"""
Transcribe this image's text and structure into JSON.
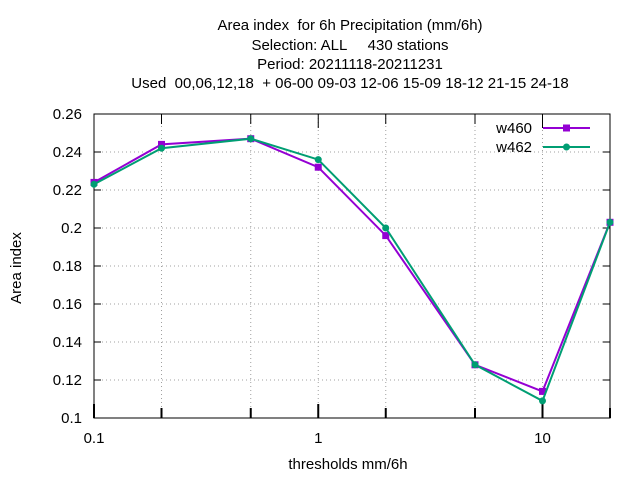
{
  "chart_data": {
    "type": "line",
    "title_lines": [
      "Area index  for 6h Precipitation (mm/6h)",
      "Selection: ALL     430 stations",
      "Period: 20211118-20211231",
      "Used  00,06,12,18  + 06-00 09-03 12-06 15-09 18-12 21-15 24-18"
    ],
    "xlabel": "thresholds mm/6h",
    "ylabel": "Area index",
    "x_scale": "log",
    "xlim": [
      0.1,
      20
    ],
    "ylim": [
      0.1,
      0.26
    ],
    "x_ticks": [
      0.1,
      0.2,
      0.5,
      1,
      2,
      5,
      10,
      20
    ],
    "x_tick_labels": [
      "0.1",
      "",
      "",
      "1",
      "",
      "",
      "10",
      ""
    ],
    "y_ticks": [
      0.1,
      0.12,
      0.14,
      0.16,
      0.18,
      0.2,
      0.22,
      0.24,
      0.26
    ],
    "y_tick_labels": [
      "0.1",
      "0.12",
      "0.14",
      "0.16",
      "0.18",
      "0.2",
      "0.22",
      "0.24",
      "0.26"
    ],
    "grid": true,
    "legend_position": "top-right",
    "x": [
      0.1,
      0.2,
      0.5,
      1,
      2,
      5,
      10,
      20
    ],
    "series": [
      {
        "name": "w460",
        "color": "#9400d3",
        "values": [
          0.224,
          0.244,
          0.247,
          0.232,
          0.196,
          0.128,
          0.114,
          0.203
        ]
      },
      {
        "name": "w462",
        "color": "#009e73",
        "values": [
          0.223,
          0.242,
          0.247,
          0.236,
          0.2,
          0.128,
          0.109,
          0.203
        ]
      }
    ]
  }
}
"""
Exercise details:
Reproduce every entry word for word, but skip any pictures.

Exercise output:
Transcribe this image's text and structure into JSON.
{
  "chart_data": {
    "type": "line",
    "title_lines": [
      "Area index  for 6h Precipitation (mm/6h)",
      "Selection: ALL     430 stations",
      "Period: 20211118-20211231",
      "Used  00,06,12,18  + 06-00 09-03 12-06 15-09 18-12 21-15 24-18"
    ],
    "xlabel": "thresholds mm/6h",
    "ylabel": "Area index",
    "x_scale": "log",
    "xlim": [
      0.1,
      20
    ],
    "ylim": [
      0.1,
      0.26
    ],
    "x_ticks": [
      0.1,
      0.2,
      0.5,
      1,
      2,
      5,
      10,
      20
    ],
    "x_tick_labels": [
      "0.1",
      "",
      "",
      "1",
      "",
      "",
      "10",
      ""
    ],
    "y_ticks": [
      0.1,
      0.12,
      0.14,
      0.16,
      0.18,
      0.2,
      0.22,
      0.24,
      0.26
    ],
    "y_tick_labels": [
      "0.1",
      "0.12",
      "0.14",
      "0.16",
      "0.18",
      "0.2",
      "0.22",
      "0.24",
      "0.26"
    ],
    "grid": true,
    "legend_position": "top-right",
    "x": [
      0.1,
      0.2,
      0.5,
      1,
      2,
      5,
      10,
      20
    ],
    "series": [
      {
        "name": "w460",
        "color": "#9400d3",
        "values": [
          0.224,
          0.244,
          0.247,
          0.232,
          0.196,
          0.128,
          0.114,
          0.203
        ]
      },
      {
        "name": "w462",
        "color": "#009e73",
        "values": [
          0.223,
          0.242,
          0.247,
          0.236,
          0.2,
          0.128,
          0.109,
          0.203
        ]
      }
    ]
  }
}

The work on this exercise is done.